Retype the whole listing verbatim and keep the pictures out of it.

** Begin Entries **

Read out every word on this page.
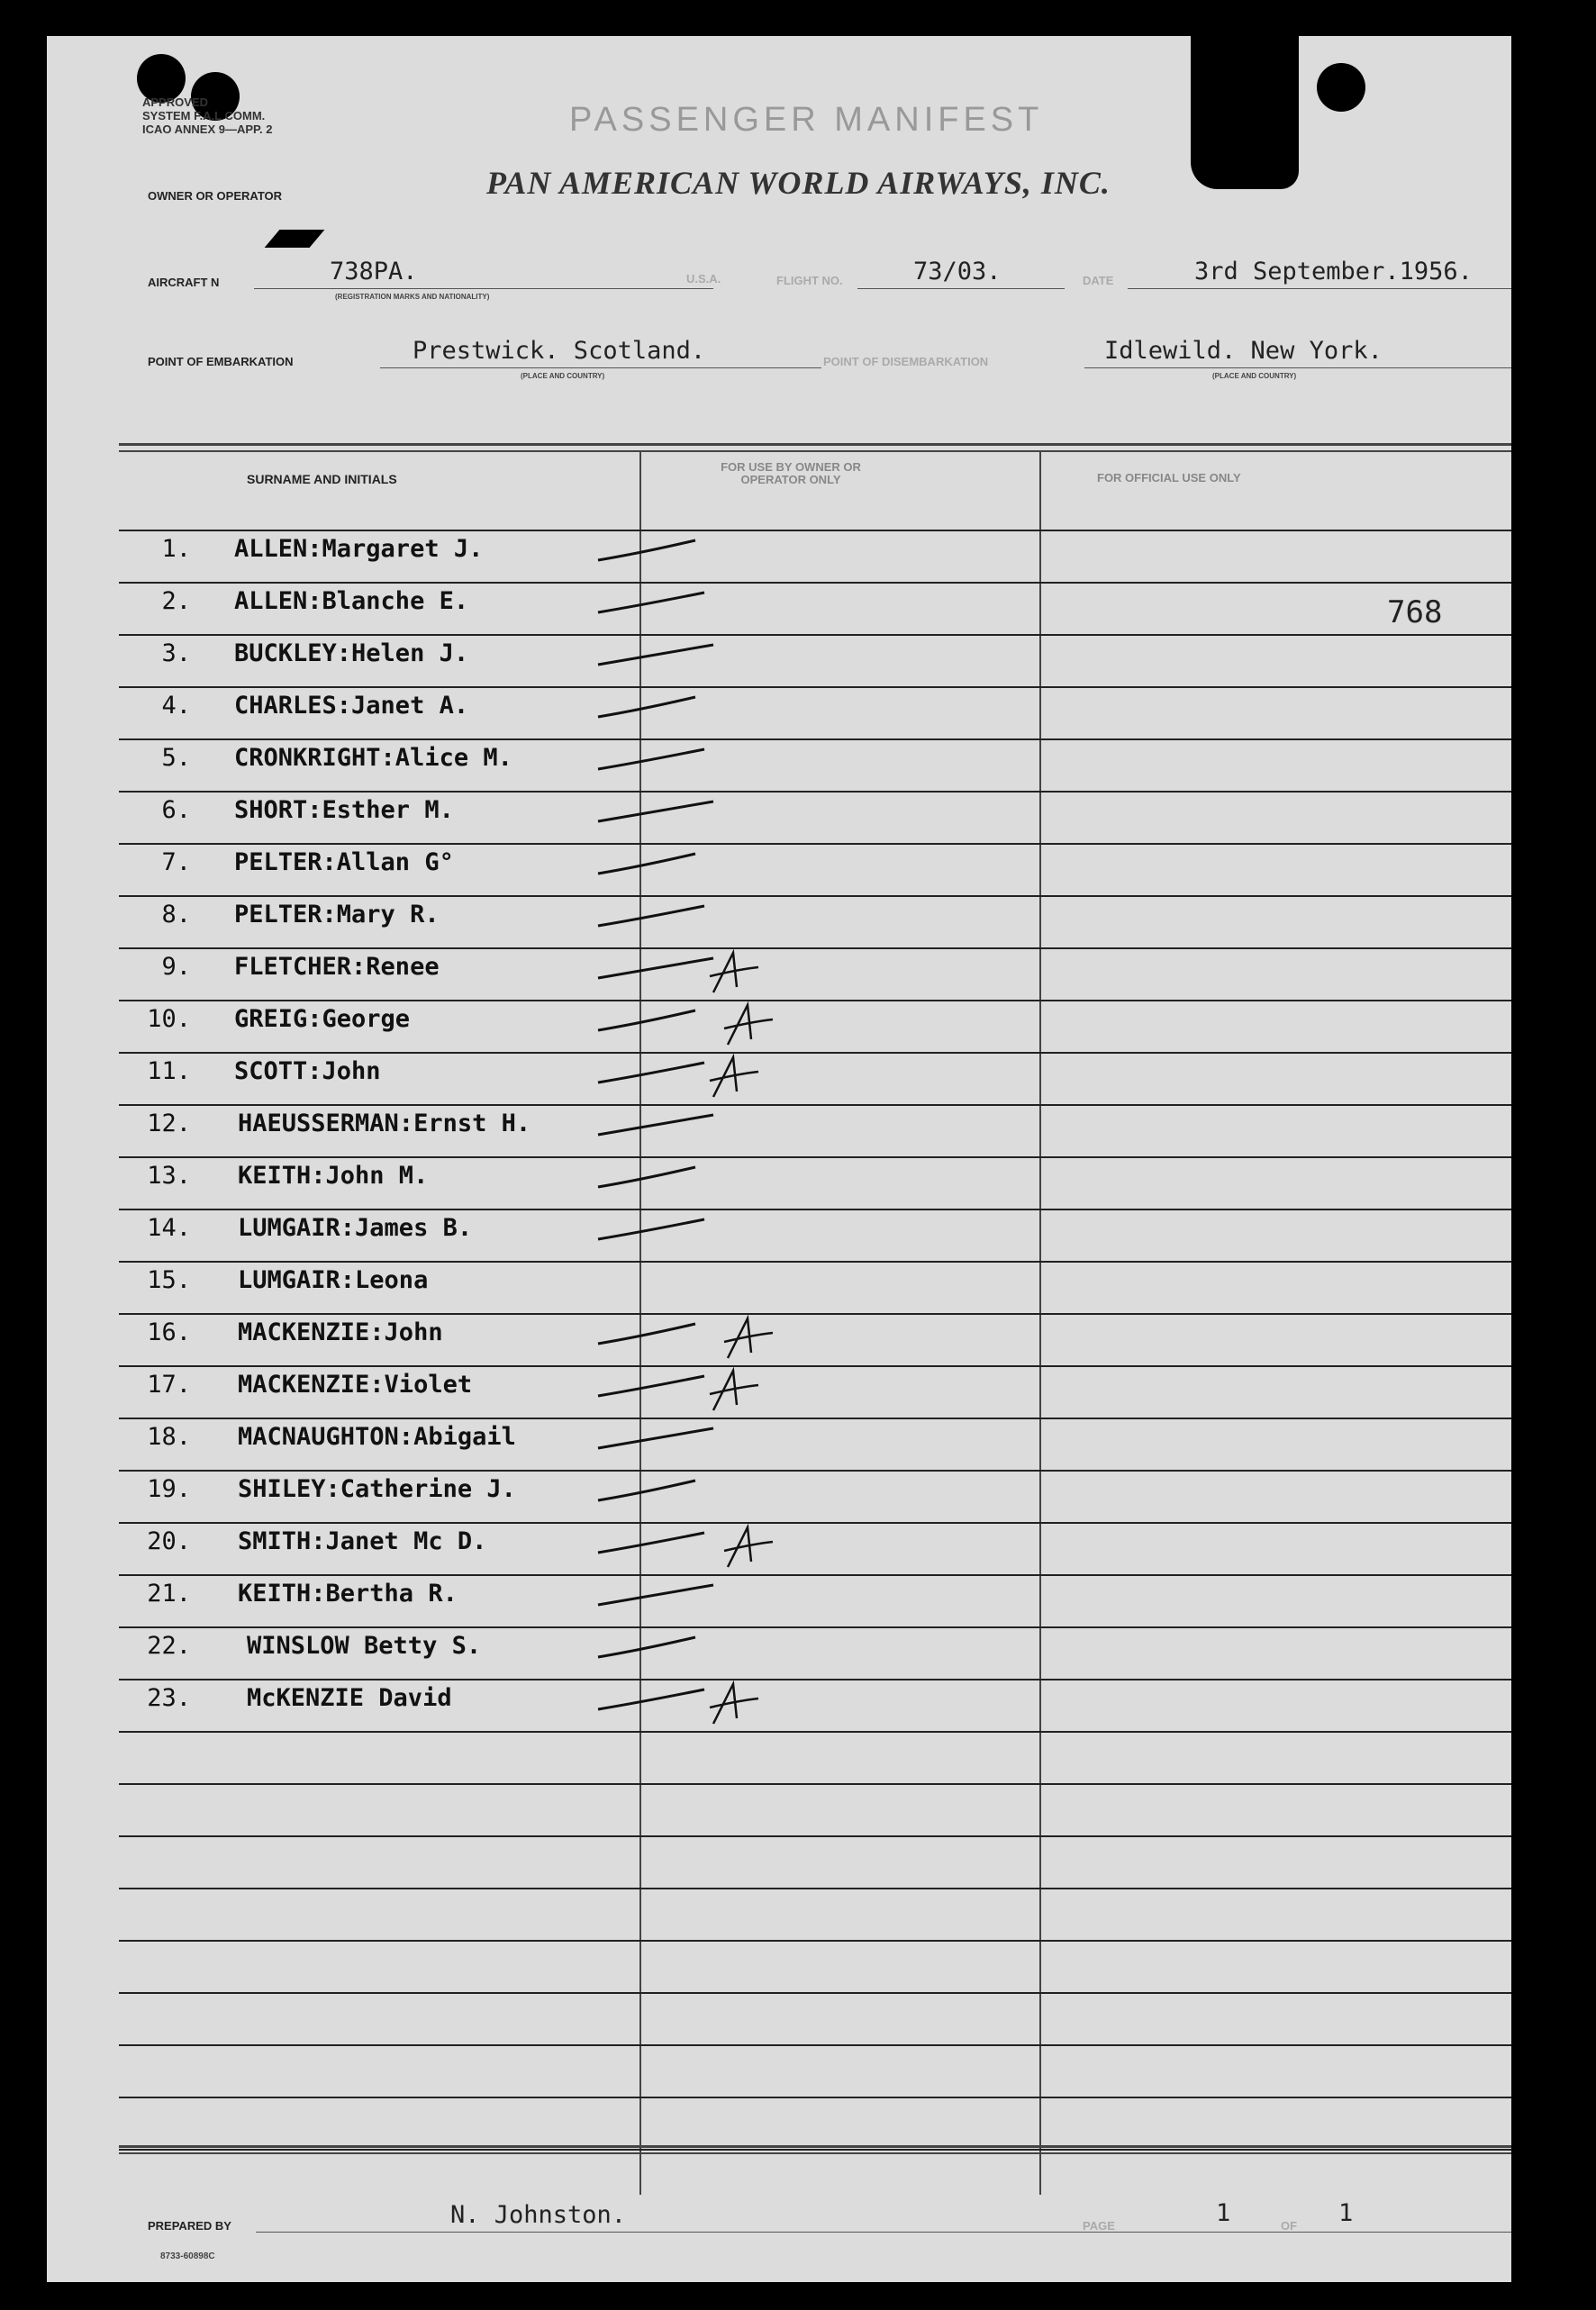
APPROVED
SYSTEM F.A.L COMM.
ICAO ANNEX 9—APP. 2	PASSENGER MANIFEST
OWNER OR OPERATOR	PAN AMERICAN WORLD AIRWAYS, INC.
AIRCRAFT N	738PA.
(REGISTRATION MARKS AND NATIONALITY)
U.S.A.	FLIGHT NO.	73/03.	DATE	3rd September.1956.
POINT OF EMBARKATION	Prestwick. Scotland.
(PLACE AND COUNTRY)
POINT OF DISEMBARKATION	Idlewild. New York.
(PLACE AND COUNTRY)
SURNAME AND INITIALS
FOR USE BY OWNER OR OPERATOR ONLY	FOR OFFICIAL USE ONLY
1. ALLEN:Margaret J.
2. ALLEN:Blanche E.
3. BUCKLEY:Helen J.
4. CHARLES:Janet A.
5. CRONKRIGHT:Alice M.
6. SHORT:Esther M.
7. PELTER:Allan G°
8. PELTER:Mary R.
9. FLETCHER:Renee
10. GREIG:George
11. SCOTT:John
12. HAEUSSERMAN:Ernst H.
13. KEITH:John M.
14. LUMGAIR:James B.
15. LUMGAIR:Leona
16. MACKENZIE:John
17. MACKENZIE:Violet
18. MACNAUGHTON:Abigail
19. SHILEY:Catherine J.
20. SMITH:Janet Mc D.
21. KEITH:Bertha R.
22. WINSLOW Betty S.
23. McKENZIE David
768
PREPARED BY	N. Johnston.	PAGE	1	OF 1
8733-60898C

** End Entries **

▶ _The solution_:
Read out every word on this page.
APPROVED
SYSTEM F.A.L COMM.
ICAO ANNEX 9—APP. 2	PASSENGER MANIFEST
OWNER OR OPERATOR	PAN AMERICAN WORLD AIRWAYS, INC.
AIRCRAFT N	738PA.
(REGISTRATION MARKS AND NATIONALITY)
U.S.A.	FLIGHT NO.	73/03.	DATE	3rd September.1956.
POINT OF EMBARKATION	Prestwick. Scotland.
(PLACE AND COUNTRY)
POINT OF DISEMBARKATION	Idlewild. New York.
(PLACE AND COUNTRY)
SURNAME AND INITIALS
FOR USE BY OWNER OR OPERATOR ONLY	FOR OFFICIAL USE ONLY
1. ALLEN:Margaret J.
2. ALLEN:Blanche E.
3. BUCKLEY:Helen J.
4. CHARLES:Janet A.
5. CRONKRIGHT:Alice M.
6. SHORT:Esther M.
7. PELTER:Allan G°
8. PELTER:Mary R.
9. FLETCHER:Renee
10. GREIG:George
11. SCOTT:John
12. HAEUSSERMAN:Ernst H.
13. KEITH:John M.
14. LUMGAIR:James B.
15. LUMGAIR:Leona
16. MACKENZIE:John
17. MACKENZIE:Violet
18. MACNAUGHTON:Abigail
19. SHILEY:Catherine J.
20. SMITH:Janet Mc D.
21. KEITH:Bertha R.
22. WINSLOW Betty S.
23. McKENZIE David
768
PREPARED BY	N. Johnston.	PAGE	1	OF 1
8733-60898C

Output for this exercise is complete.